Please reproduce the material below word for word, leaving out the pictures.
>> Start RECORD LIST
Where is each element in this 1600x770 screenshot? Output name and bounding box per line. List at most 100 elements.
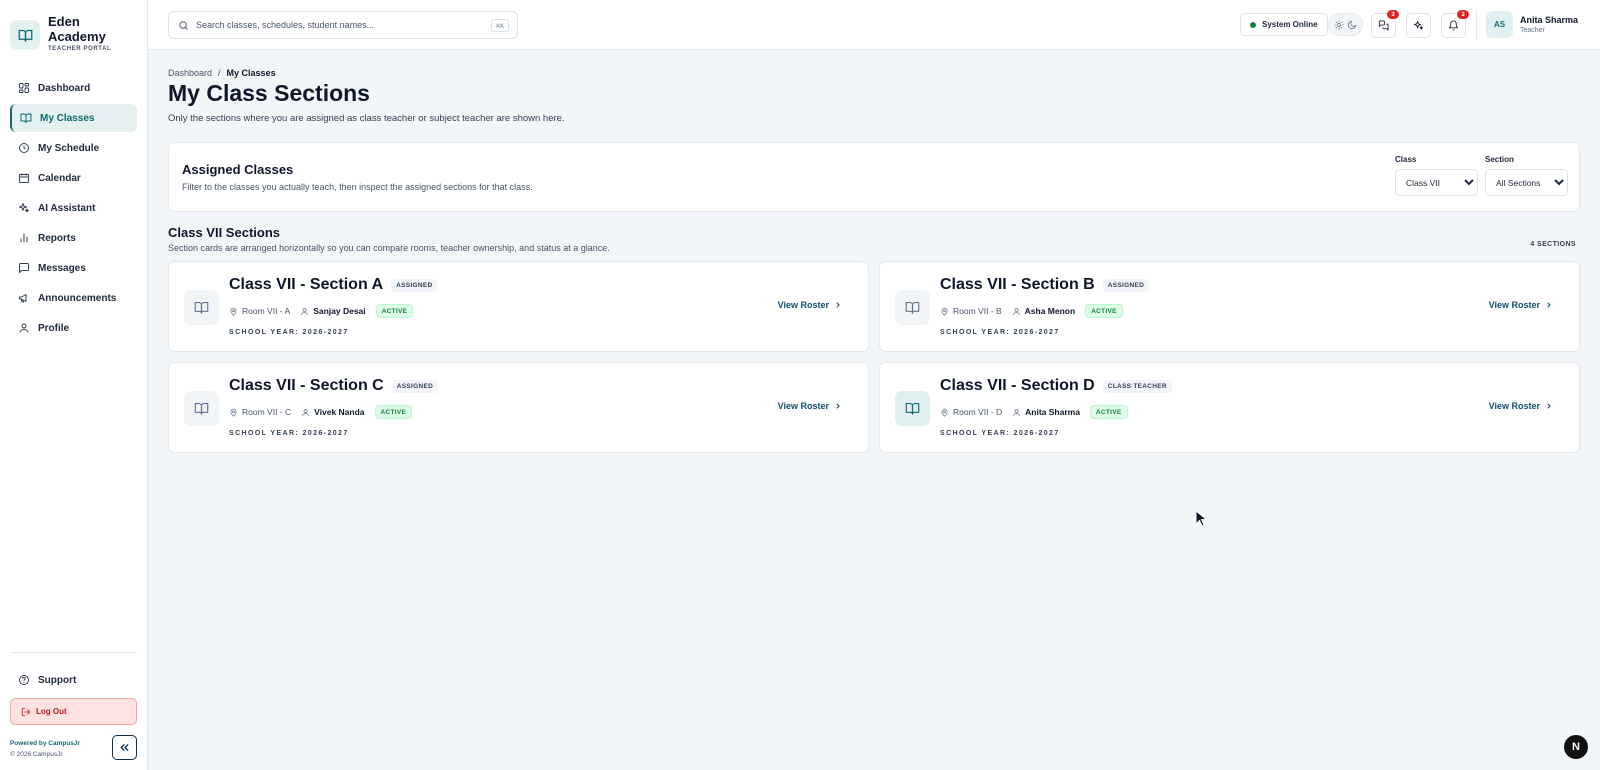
notifications-count-badge: 3	[1457, 10, 1469, 19]
status-label: System Online	[1262, 20, 1318, 29]
bell-icon	[1448, 20, 1459, 31]
bar-chart-icon	[18, 232, 30, 244]
sidebar-item-label: My Schedule	[38, 142, 100, 154]
section-title: Class VII - Section C	[229, 377, 384, 394]
chevron-right-icon	[1545, 402, 1553, 410]
view-roster-label: View Roster	[1488, 300, 1540, 310]
book-open-icon	[20, 112, 32, 124]
sidebar-item-my-classes[interactable]: My Classes	[10, 104, 137, 132]
section-select[interactable]: All Sections	[1485, 169, 1568, 196]
user-icon	[301, 408, 310, 417]
copyright: © 2026 CampusJr	[10, 751, 63, 758]
page-title: My Class Sections	[168, 80, 370, 106]
sidebar-item-label: Profile	[38, 322, 70, 334]
collapse-sidebar-button[interactable]	[112, 735, 137, 760]
dev-tools-badge[interactable]: N	[1564, 735, 1588, 759]
room-label: Room VII - C	[242, 407, 292, 417]
support-link-wrapper: Support	[10, 666, 137, 696]
class-filter-label: Class	[1395, 155, 1417, 164]
teacher-name: Anita Sharma	[1025, 407, 1080, 417]
message-square-icon	[18, 262, 30, 274]
sidebar-item-messages[interactable]: Messages	[10, 254, 137, 282]
section-title: Class VII - Section B	[940, 276, 1095, 293]
brand[interactable]: Eden Academy TEACHER PORTAL	[10, 14, 118, 52]
school-year: SCHOOL YEAR: 2026-2027	[940, 329, 1060, 336]
powered-by: Powered by CampusJr	[10, 740, 81, 747]
user-menu[interactable]: AS Anita Sharma Teacher	[1486, 11, 1578, 38]
sidebar-item-announcements[interactable]: Announcements	[10, 284, 137, 312]
sidebar: Eden Academy TEACHER PORTAL Dashboard My…	[0, 0, 148, 770]
section-card-a: Class VII - Section A ASSIGNED Room VII …	[168, 261, 869, 352]
book-open-icon	[905, 300, 920, 315]
sidebar-item-support[interactable]: Support	[10, 666, 137, 694]
sidebar-item-dashboard[interactable]: Dashboard	[10, 74, 137, 102]
notifications-button[interactable]: 3	[1441, 10, 1469, 38]
section-title: Class VII - Section D	[940, 377, 1095, 394]
breadcrumb-separator: /	[218, 68, 221, 78]
filter-card-title: Assigned Classes	[182, 162, 294, 177]
top-bar: ⌘K System Online 3 3 AS Anita Sharma Tea…	[148, 0, 1600, 50]
topbar-divider	[1476, 10, 1477, 40]
sidebar-item-label: Support	[38, 674, 77, 686]
user-icon	[1012, 408, 1021, 417]
class-select[interactable]: Class VII	[1395, 169, 1478, 196]
moon-icon	[1347, 20, 1357, 30]
view-roster-link[interactable]: View Roster	[778, 300, 842, 310]
breadcrumb-current: My Classes	[226, 68, 276, 78]
sidebar-item-label: Messages	[38, 262, 86, 274]
book-open-icon	[10, 20, 40, 50]
page-description: Only the sections where you are assigned…	[168, 113, 565, 124]
system-status-badge: System Online	[1240, 13, 1328, 36]
status-dot	[1250, 21, 1256, 28]
sidebar-item-calendar[interactable]: Calendar	[10, 164, 137, 192]
section-card-d: Class VII - Section D CLASS TEACHER Room…	[879, 362, 1580, 453]
search-icon	[178, 20, 189, 31]
messages-count-badge: 3	[1387, 10, 1399, 19]
sidebar-item-label: Announcements	[38, 292, 117, 304]
brand-name: Eden Academy	[48, 14, 106, 44]
chevron-right-icon	[1545, 301, 1553, 309]
section-title: Class VII - Section A	[229, 276, 384, 293]
chevron-right-icon	[834, 402, 842, 410]
view-roster-link[interactable]: View Roster	[1489, 401, 1553, 411]
messages-button[interactable]: 3	[1371, 10, 1399, 38]
sparkles-icon	[18, 202, 30, 214]
status-badge: ACTIVE	[1089, 405, 1128, 419]
sidebar-item-label: AI Assistant	[38, 202, 96, 214]
school-year: SCHOOL YEAR: 2026-2027	[229, 329, 349, 336]
chevrons-left-icon	[118, 741, 131, 754]
breadcrumb-link-dashboard[interactable]: Dashboard	[168, 68, 212, 78]
section-card-b: Class VII - Section B ASSIGNED Room VII …	[879, 261, 1580, 352]
theme-toggle[interactable]	[1328, 13, 1363, 36]
map-pin-icon	[229, 408, 238, 417]
section-card-c: Class VII - Section C ASSIGNED Room VII …	[168, 362, 869, 453]
view-roster-link[interactable]: View Roster	[1489, 300, 1553, 310]
avatar: AS	[1486, 11, 1513, 38]
sidebar-item-reports[interactable]: Reports	[10, 224, 137, 252]
assigned-classes-filter-card: Assigned Classes Filter to the classes y…	[168, 142, 1580, 212]
filter-card-description: Filter to the classes you actually teach…	[182, 182, 533, 192]
search-input[interactable]	[196, 20, 486, 30]
logout-button[interactable]: Log Out	[10, 698, 137, 725]
sidebar-item-ai-assistant[interactable]: AI Assistant	[10, 194, 137, 222]
sections-description: Section cards are arranged horizontally …	[168, 243, 610, 253]
status-badge: ACTIVE	[1085, 304, 1123, 318]
view-roster-label: View Roster	[777, 300, 829, 310]
section-icon	[184, 391, 219, 426]
room-label: Room VII - B	[953, 306, 1002, 316]
sidebar-item-profile[interactable]: Profile	[10, 314, 137, 342]
megaphone-icon	[18, 292, 30, 304]
map-pin-icon	[940, 307, 949, 316]
ai-assistant-button[interactable]	[1406, 13, 1431, 38]
clock-icon	[18, 142, 30, 154]
sidebar-item-my-schedule[interactable]: My Schedule	[10, 134, 137, 162]
section-icon	[895, 290, 930, 325]
view-roster-link[interactable]: View Roster	[778, 401, 842, 411]
teacher-name: Asha Menon	[1024, 306, 1076, 316]
messages-icon	[1378, 20, 1389, 31]
breadcrumb: Dashboard / My Classes	[168, 68, 276, 78]
map-pin-icon	[940, 408, 949, 417]
book-open-icon	[194, 300, 209, 315]
search-box[interactable]: ⌘K	[168, 11, 518, 39]
sidebar-nav: Dashboard My Classes My Schedule Calenda…	[10, 74, 137, 344]
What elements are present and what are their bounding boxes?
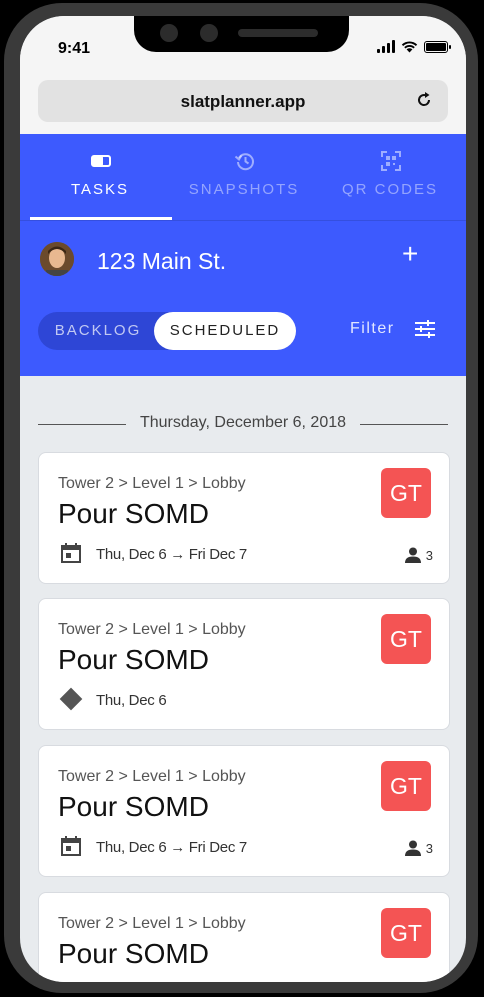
>> End RECORD LIST
RESULT>
Where is each element in this 1600x770 screenshot? Output name and bounding box per line. List at most 100 elements.
notifications-count-badge: 3	[1457, 10, 1469, 19]
status-label: System Online	[1262, 20, 1318, 29]
bell-icon	[1448, 20, 1459, 31]
bar-chart-icon	[18, 232, 30, 244]
sidebar-item-label: My Schedule	[38, 142, 100, 154]
section-title: Class VII - Section C	[229, 377, 384, 394]
chevron-right-icon	[1545, 402, 1553, 410]
view-roster-label: View Roster	[1488, 300, 1540, 310]
book-open-icon	[20, 112, 32, 124]
sidebar-item-my-classes[interactable]: My Classes	[10, 104, 137, 132]
section-select[interactable]: All Sections	[1485, 169, 1568, 196]
user-icon	[301, 408, 310, 417]
copyright: © 2026 CampusJr	[10, 751, 63, 758]
page-title: My Class Sections	[168, 80, 370, 106]
sidebar-item-label: Profile	[38, 322, 70, 334]
collapse-sidebar-button[interactable]	[112, 735, 137, 760]
dev-tools-badge[interactable]: N	[1564, 735, 1588, 759]
room-label: Room VII - C	[242, 407, 292, 417]
support-link-wrapper: Support	[10, 666, 137, 696]
class-filter-label: Class	[1395, 155, 1417, 164]
teacher-name: Anita Sharma	[1025, 407, 1080, 417]
message-square-icon	[18, 262, 30, 274]
sidebar-item-messages[interactable]: Messages	[10, 254, 137, 282]
section-title: Class VII - Section B	[940, 276, 1095, 293]
brand[interactable]: Eden Academy TEACHER PORTAL	[10, 14, 118, 52]
school-year: SCHOOL YEAR: 2026-2027	[940, 329, 1060, 336]
powered-by: Powered by CampusJr	[10, 740, 81, 747]
user-menu[interactable]: AS Anita Sharma Teacher	[1486, 11, 1578, 38]
sidebar-item-announcements[interactable]: Announcements	[10, 284, 137, 312]
sidebar: Eden Academy TEACHER PORTAL Dashboard My…	[0, 0, 148, 770]
section-card-a: Class VII - Section A ASSIGNED Room VII …	[168, 261, 869, 352]
book-open-icon	[905, 300, 920, 315]
sidebar-item-support[interactable]: Support	[10, 666, 137, 694]
sidebar-item-dashboard[interactable]: Dashboard	[10, 74, 137, 102]
notifications-button[interactable]: 3	[1441, 10, 1469, 38]
section-title: Class VII - Section D	[940, 377, 1095, 394]
breadcrumb-separator: /	[218, 68, 221, 78]
filter-card-title: Assigned Classes	[182, 162, 294, 177]
top-bar: ⌘K System Online 3 3 AS Anita Sharma Tea…	[148, 0, 1600, 50]
topbar-divider	[1476, 10, 1477, 40]
sidebar-item-label: Support	[38, 674, 77, 686]
user-icon	[1012, 408, 1021, 417]
class-select[interactable]: Class VII	[1395, 169, 1478, 196]
moon-icon	[1347, 20, 1357, 30]
view-roster-link[interactable]: View Roster	[778, 300, 842, 310]
breadcrumb-current: My Classes	[226, 68, 276, 78]
sidebar-item-label: Messages	[38, 262, 86, 274]
book-open-icon	[10, 20, 40, 50]
page-description: Only the sections where you are assigned…	[168, 113, 565, 124]
system-status-badge: System Online	[1240, 13, 1328, 36]
status-dot	[1250, 21, 1256, 28]
sidebar-item-calendar[interactable]: Calendar	[10, 164, 137, 192]
section-card-d: Class VII - Section D CLASS TEACHER Room…	[879, 362, 1580, 453]
search-icon	[178, 20, 189, 31]
messages-count-badge: 3	[1387, 10, 1399, 19]
sidebar-item-label: Announcements	[38, 292, 117, 304]
brand-name: Eden Academy	[48, 14, 106, 44]
chevron-right-icon	[1545, 301, 1553, 309]
section-title: Class VII - Section A	[229, 276, 384, 293]
chevron-right-icon	[834, 402, 842, 410]
view-roster-link[interactable]: View Roster	[1489, 401, 1553, 411]
messages-button[interactable]: 3	[1371, 10, 1399, 38]
sparkles-icon	[18, 202, 30, 214]
status-badge: ACTIVE	[1089, 405, 1128, 419]
sidebar-item-label: AI Assistant	[38, 202, 96, 214]
school-year: SCHOOL YEAR: 2026-2027	[229, 329, 349, 336]
chevrons-left-icon	[118, 741, 131, 754]
breadcrumb-link-dashboard[interactable]: Dashboard	[168, 68, 212, 78]
section-card-b: Class VII - Section B ASSIGNED Room VII …	[879, 261, 1580, 352]
theme-toggle[interactable]	[1328, 13, 1363, 36]
map-pin-icon	[229, 408, 238, 417]
section-card-c: Class VII - Section C ASSIGNED Room VII …	[168, 362, 869, 453]
view-roster-link[interactable]: View Roster	[1489, 300, 1553, 310]
avatar: AS	[1486, 11, 1513, 38]
sidebar-item-reports[interactable]: Reports	[10, 224, 137, 252]
assigned-classes-filter-card: Assigned Classes Filter to the classes y…	[168, 142, 1580, 212]
filter-card-description: Filter to the classes you actually teach…	[182, 182, 533, 192]
search-input[interactable]	[196, 20, 486, 30]
logout-button[interactable]: Log Out	[10, 698, 137, 725]
sidebar-item-ai-assistant[interactable]: AI Assistant	[10, 194, 137, 222]
sections-description: Section cards are arranged horizontally …	[168, 243, 610, 253]
status-badge: ACTIVE	[1085, 304, 1123, 318]
view-roster-label: View Roster	[777, 300, 829, 310]
section-icon	[184, 391, 219, 426]
room-label: Room VII - B	[953, 306, 1002, 316]
sidebar-item-profile[interactable]: Profile	[10, 314, 137, 342]
megaphone-icon	[18, 292, 30, 304]
map-pin-icon	[940, 307, 949, 316]
ai-assistant-button[interactable]	[1406, 13, 1431, 38]
clock-icon	[18, 142, 30, 154]
sidebar-item-my-schedule[interactable]: My Schedule	[10, 134, 137, 162]
section-icon	[895, 290, 930, 325]
view-roster-link[interactable]: View Roster	[778, 401, 842, 411]
teacher-name: Asha Menon	[1024, 306, 1076, 316]
messages-icon	[1378, 20, 1389, 31]
breadcrumb: Dashboard / My Classes	[168, 68, 276, 78]
map-pin-icon	[940, 408, 949, 417]
book-open-icon	[194, 300, 209, 315]
search-box[interactable]: ⌘K	[168, 11, 518, 39]
sidebar-nav: Dashboard My Classes My Schedule Calenda…	[10, 74, 137, 344]
What elements are present and what are their bounding boxes?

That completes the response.